====== DATA FOR THIS TASK ======

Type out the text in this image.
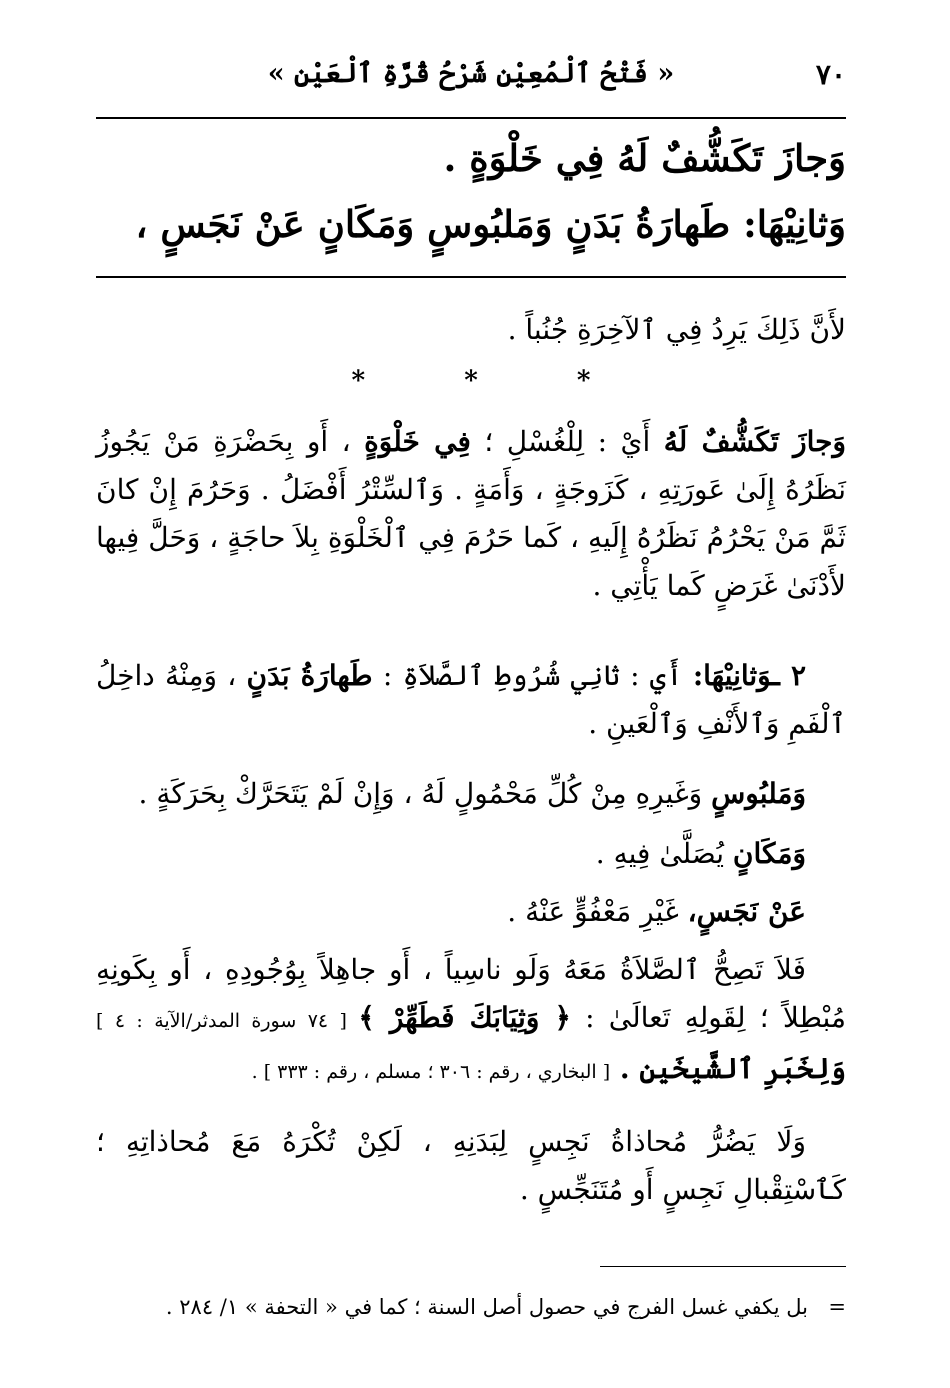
٧٠
« فَتْحُ ٱلْمُعِيْنِ شَرْحُ قُرَّةِ ٱلْعَيْنِ »
وَجازَ تَكَشُّفٌ لَهُ فِي خَلْوَةٍ .
وَثانِيْهَا: طَهارَةُ بَدَنٍ وَمَلبُوسٍ وَمَكَانٍ عَنْ نَجَسٍ ،
لأَنَّ ذَلِكَ يَرِدُ فِي ٱلآخِرَةِ جُنُباً .
* * *
وَجازَ تَكَشُّفٌ لَهُ أَيْ : لِلْغُسْلِ ؛ فِي خَلْوَةٍ ، أَو بِحَضْرَةِ مَنْ يَجُوزُ نَظَرُهُ إِلَىٰ عَورَتِهِ ، كَزَوجَةٍ ، وَأَمَةٍ . وَٱلسِّتْرُ أَفْضَلُ . وَحَرُمَ إِنْ كانَ ثَمَّ مَنْ يَحْرُمُ نَظَرُهُ إِلَيهِ ، كَما حَرُمَ فِي ٱلْخَلْوَةِ بِلاَ حاجَةٍ ، وَحَلَّ فِيها لأَدْنَىٰ غَرَضٍ كَما يَأْتِي .
٢ ـوَثانِيْهَا: أَي : ثانِي شُرُوطِ ٱلصَّلاَةِ : طَهارَةُ بَدَنٍ ، وَمِنْهُ داخِلُ ٱلْفَمِ وَٱلأَنْفِ وَٱلْعَينِ .
وَمَلبُوسٍ وَغَيرِهِ مِنْ كُلِّ مَحْمُولٍ لَهُ ، وَإِنْ لَمْ يَتَحَرَّكْ بِحَرَكَةٍ .
وَمَكَانٍ يُصَلَّىٰ فِيهِ .
عَنْ نَجَسٍ، غَيْرِ مَعْفُوٍّ عَنْهُ .
فَلاَ تَصِحُّ ٱلصَّلاَةُ مَعَهُ وَلَو ناسِياً ، أَو جاهِلاً بِوُجُودِهِ ، أَو بِكَونِهِ مُبْطِلاً ؛ لِقَولِهِ تَعالَىٰ : ﴿ وَثِيَابَكَ فَطَهِّرْ ﴾ [ ٧٤ سورة المدثر/الآية : ٤ ] وَلِخَبَرِ ٱلشَّيخَينِ . [ البخاري ، رقم : ٣٠٦ ؛ مسلم ، رقم : ٣٣٣ ] .
وَلَا يَضُرُّ مُحاذاةُ نَجِسٍ لِبَدَنِهِ ، لَكِنْ تُكْرَهُ مَعَ مُحاذاتِهِ ؛ كَٱسْتِقْبالِ نَجِسٍ أَو مُتَنَجِّسٍ .
=
بل يكفي غسل الفرج في حصول أصل السنة ؛ كما في « التحفة » ١/ ٢٨٤ .
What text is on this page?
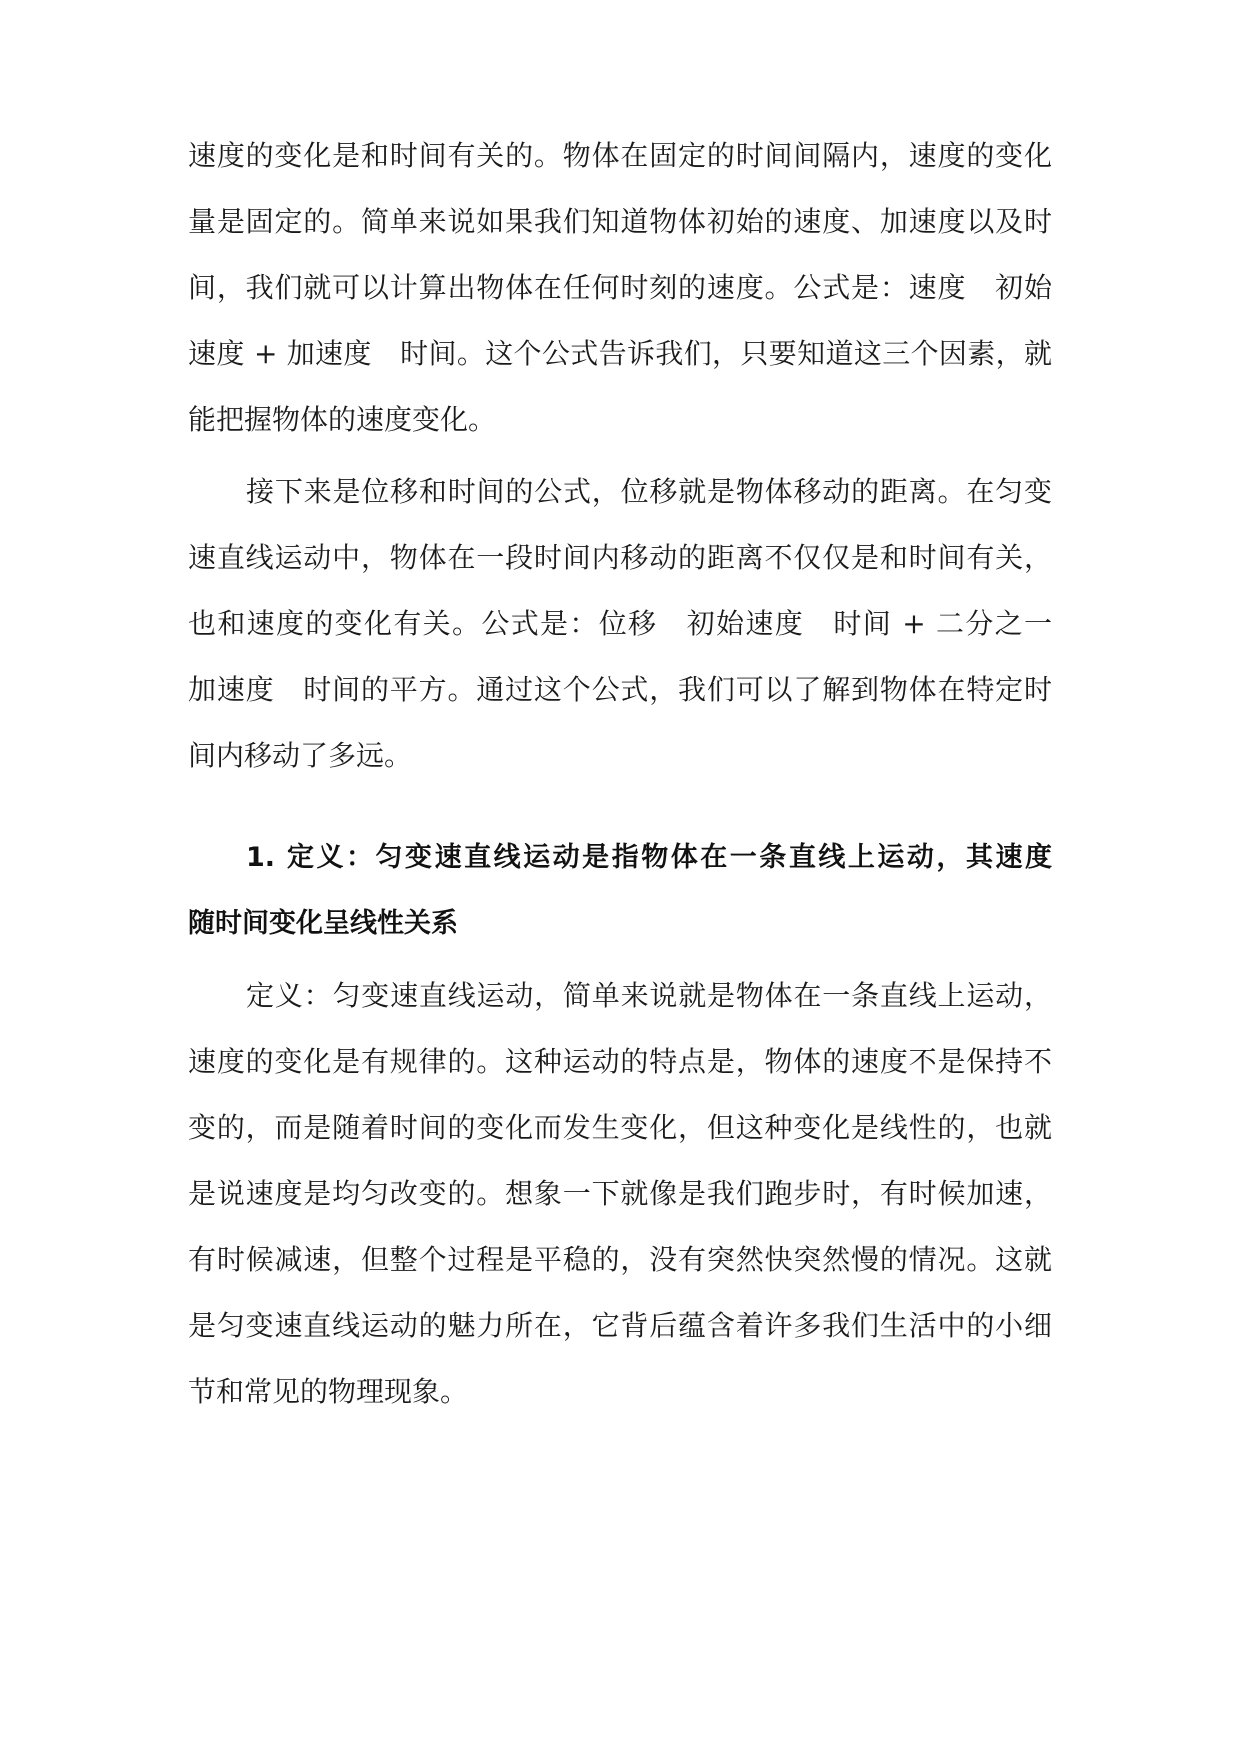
速度的变化是和时间有关的。物体在固定的时间间隔内，速度的变化
量是固定的。简单来说如果我们知道物体初始的速度、加速度以及时
间，我们就可以计算出物体在任何时刻的速度。公式是：速度　初始
速度 + 加速度　时间。这个公式告诉我们，只要知道这三个因素，就
能把握物体的速度变化。
接下来是位移和时间的公式，位移就是物体移动的距离。在匀变
速直线运动中，物体在一段时间内移动的距离不仅仅是和时间有关，
也和速度的变化有关。公式是：位移　初始速度　时间 + 二分之一
加速度　时间的平方。通过这个公式，我们可以了解到物体在特定时
间内移动了多远。
1. 定义：匀变速直线运动是指物体在一条直线上运动，其速度
随时间变化呈线性关系
定义：匀变速直线运动，简单来说就是物体在一条直线上运动，
速度的变化是有规律的。这种运动的特点是，物体的速度不是保持不
变的，而是随着时间的变化而发生变化，但这种变化是线性的，也就
是说速度是均匀改变的。想象一下就像是我们跑步时，有时候加速，
有时候减速，但整个过程是平稳的，没有突然快突然慢的情况。这就
是匀变速直线运动的魅力所在，它背后蕴含着许多我们生活中的小细
节和常见的物理现象。
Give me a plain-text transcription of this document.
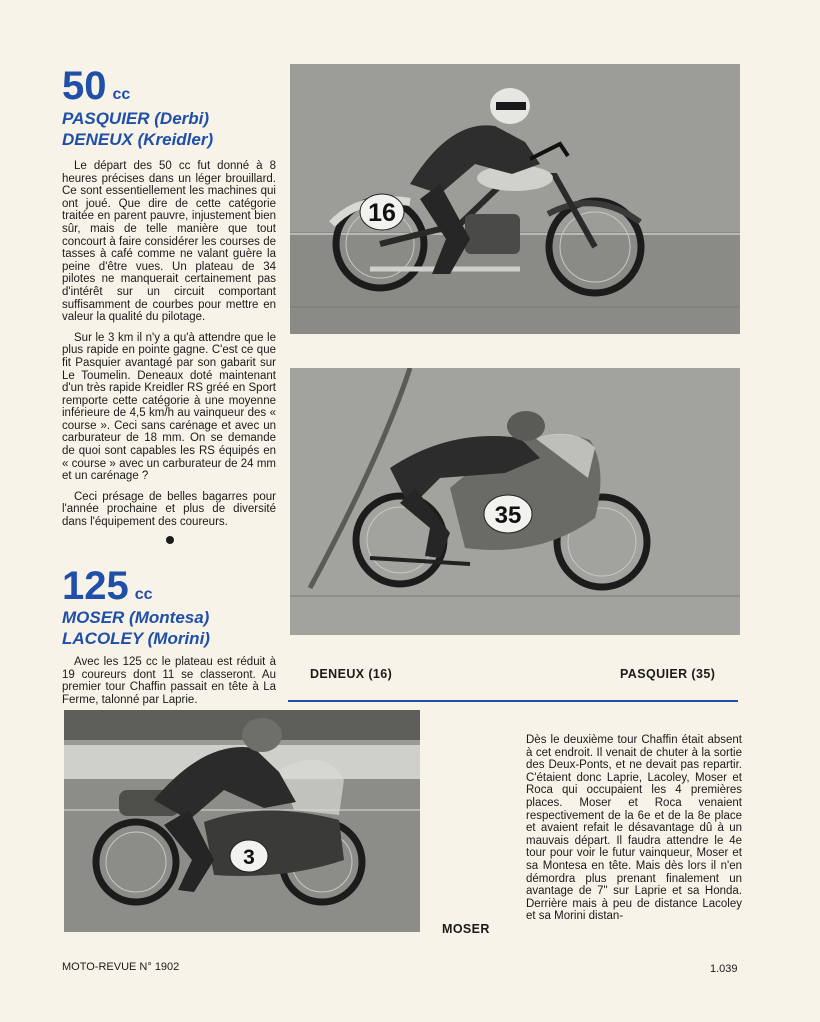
50 cc
PASQUIER (Derbi)
DENEUX (Kreidler)

Le départ des 50 cc fut donné à 8 heures précises dans un léger brouillard. Ce sont essentiellement les machines qui ont joué. Que dire de cette catégorie traitée en parent pauvre, injustement bien sûr, mais de telle manière que tout concourt à faire considérer les courses de tasses à café comme ne valant guère la peine d'être vues. Un plateau de 34 pilotes ne manquerait certainement pas d'intérêt sur un circuit comportant suffisamment de courbes pour mettre en valeur la qualité du pilotage.

Sur le 3 km il n'y a qu'à attendre que le plus rapide en pointe gagne. C'est ce que fit Pasquier avantagé par son gabarit sur Le Toumelin. Deneaux doté maintenant d'un très rapide Kreidler RS gréé en Sport remporte cette catégorie à une moyenne inférieure de 4,5 km/h au vainqueur des « course ». Ceci sans carénage et avec un carburateur de 18 mm. On se demande de quoi sont capables les RS équipés en « course » avec un carburateur de 24 mm et un carénage ?

Ceci présage de belles bagarres pour l'année prochaine et plus de diversité dans l'équipement des coureurs.

125 cc
MOSER (Montesa)
LACOLEY (Morini)

Avec les 125 cc le plateau est réduit à 19 coureurs dont 11 se classeront. Au premier tour Chaffin passait en tête à La Ferme, talonné par Laprie.

16
35
DENEUX (16)	PASQUIER (35)
3
MOSER

Dès le deuxième tour Chaffin était absent à cet endroit. Il venait de chuter à la sortie des Deux-Ponts, et ne devait pas repartir. C'étaient donc Laprie, Lacoley, Moser et Roca qui occupaient les 4 premières places. Moser et Roca venaient respectivement de la 6e et de la 8e place et avaient refait le désavantage dû à un mauvais départ. Il faudra attendre le 4e tour pour voir le futur vainqueur, Moser et sa Montesa en tête. Mais dès lors il n'en démordra plus prenant finalement un avantage de 7" sur Laprie et sa Honda. Derrière mais à peu de distance Lacoley et sa Morini distan-

MOTO-REVUE N° 1902	1.039
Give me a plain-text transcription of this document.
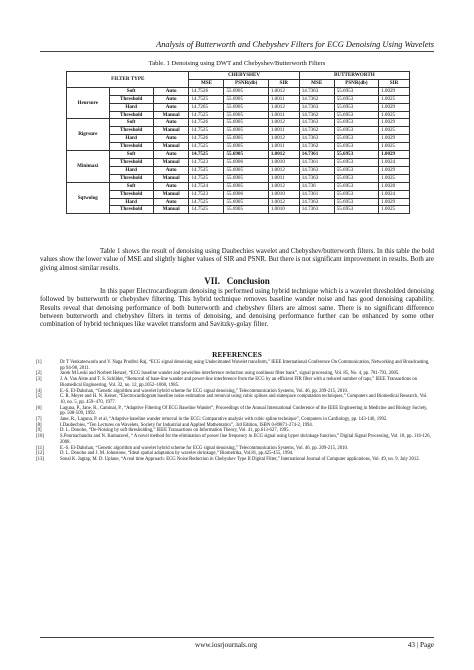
Analysis of Butterworth and Chebyshev Filters for ECG Denoising Using Wavelets
Table. 1 Denoising using DWT and Chebyshev/Butterworth Filters
FILTER TYPE			CHEBYSHEV			BUTTERWORTH		
			MSE	PSNR(db)	SIR	MSE	PSNR(db)	SIR
Heursure	Soft	Auto	14.7526	55.6905	1.0012	14.7363	55.6953	1.0029
	Threshold	Auto	14.7525	55.6905	1.0011	14.7362	55.6953	1.0025
	Hard	Auto	14.7265	55.6905	1.0012	14.7363	55.6953	1.0029
	Threshold	Manual	14.7525	55.6905	1.0011	14.7362	55.6953	1.0025
Rigrsure	Soft	Auto	14.7526	55.6905	1.0012	14.7363	55.6953	1.0029
	Threshold	Manual	14.7525	55.6905	1.0011	14.7362	55.6953	1.0025
	Hard	Auto	14.7526	55.6905	1.0012	14.7363	55.6953	1.0029
	Threshold	Manual	14.7525	55.6905	1.0011	14.7362	55.6953	1.0025
Minimaxi	Soft	Auto	14.7525	55.6905	1.0012	14.7361	55.6953	1.0029
	Threshold	Manual	14.7523	55.6906	1.0010	14.7361	55.6953	1.0024
	Hard	Auto	14.7525	55.6905	1.0012	14.7363	55.6953	1.0029
	Threshold	Manual	14.7525	55.6905	1.0011	14.7363	55.6953	1.0025
Sqtwolog	Soft	Auto	14.7524	55.6905	1.0012	14.736	55.6953	1.0028
	Threshold	Manual	14.7523	55.6906	1.0010	14.7361	55.6953	1.0024
	Hard	Auto	14.7525	55.6905	1.0012	14.7363	55.6953	1.0029
	Threshold	Manual	14.7525	55.6905	1.0010	14.7363	55.6953	1.0025
Table 1 shows the result of denoising using Daubechies wavelet and Chebyshev/butterworth filters. In this table the bold values show the lower value of MSE and slightly higher values of SIR and PSNR. But there is not significant improvement in results. Both are giving almost similar results.
VII. Conclusion
In this paper Electrocardiogram denoising is performed using hybrid technique which is a wavelet thresholded denoising followed by butterworth or chebyshev filtering. This hybrid technique removes baseline wander noise and has good denoising capability. Results reveal that denoising performance of both butterworth and chebyshev filters are almost same. There is no significant difference between butterworth and chebyshev filters in terms of denoising, and denoising performance further can be enhanced by some other combination of hybrid techniques like wavelet transform and Savitzky-golay filter.
REFERENCES
[1]	Dr T Venkateswarlu and V. Naga Prudhvi Raj, “ECG signal denoising using Undecimated Wavelet transform,” IEEE International Conference On Communication, Networking and Broadcasting, pp 94-98, 2011.
[2]	Jacek M Leski and Norbert Henzel, “ECG baseline wander and powerline interference reduction using nonlinear filter bank”, signal processing, Vol. 85, No. 4, pp. 781-793, 2005.
[3]	J. A. Van Alste and T. S. Schilder, “Removal of base-line wander and power-line interference from the ECG by an efficient FIR filter with a reduced number of taps,” IEEE Transactions on Biomedical Engineering, Vol. 32, no. 12, pp.1052–1060, 1985.
[4]	E.-S. El-Dahshan, “Genetic algorithm and wavelet hybrid scheme for ECG signal denoising,” Telecommunication Systems, Vol. 46, pp. 209-215, 2010.
[5]	C. R. Meyer and H. N. Keiser, “Electrocardiogram baseline noise estimation and removal using cubic splines and statespace computation techniques,” Computers and Biomedical Research, Vol. 10, no. 5, pp. 459–470, 1977.
[6]	Laguna, P., Jane, R., Caminal, P., “Adaptive Filtering Of ECG Baseline Wander”, Proceedings of the Annual International Conference of the IEEE Engineering in Medicine and Biology Society, pp. 508-509, 1992.
[7]	Jane, R., Laguna, P. et al, “Adaptive baseline wander removal in the ECG: Comparative analysis with cubic spline technique”, Computers in Cardiology, pp. 143-146, 1992.
[8]	I.Daubechies, “Ten Lectures on Wavelets, Society for Industrial and Applied Mathematics”, 3rd Edition, ISBN 0-89871-274-2, 1994.
[9]	D. L. Donoho, “De-Noising by soft thresholding,” IEEE Transactions on Information Theory, Vol. 41, pp.613-627, 1995.
[10]	S.Poornachandra and N. Kumaravel, “ A novel method for the elimination of power line frequency in ECG signal using hyper shrinkage function,” Digital Signal Processing, Vol. 18, pp. 116-126, 2008.
[11]	E.-S. El-Dahshan, “Genetic algorithm and wavelet hybrid scheme for ECG signal denoising,” Telecommunication Systems, Vol. 46, pp. 209-215, 2010.
[12]	D. L. Donoho and J. M. Johnstone, “Ideal spatial adaptation by wavelet shrinkage,” Biometrika, Vol.81, pp.425-455, 1994.
[13]	Sonal K. Jagtap, M. D. Uplane, “A real time Approach: ECG Noise Reduction in Chebyshev Type II Digital Filter,” International Journal of Computer applications, Vol. 49, no. 9, July 2012.
www.iosrjournals.org	43 | Page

======

Locate the word "shrinkage" in the data above. Copy every line carrying it.

EXERCISE SOLUTION:
[10]	S.Poornachandra and N. Kumaravel, “ A novel method for the elimination of power line frequency in ECG signal using hyper shrinkage function,” Digital Signal Processing, Vol. 18, pp. 116-126, 2008.
[12]	D. L. Donoho and J. M. Johnstone, “Ideal spatial adaptation by wavelet shrinkage,” Biometrika, Vol.81, pp.425-455, 1994.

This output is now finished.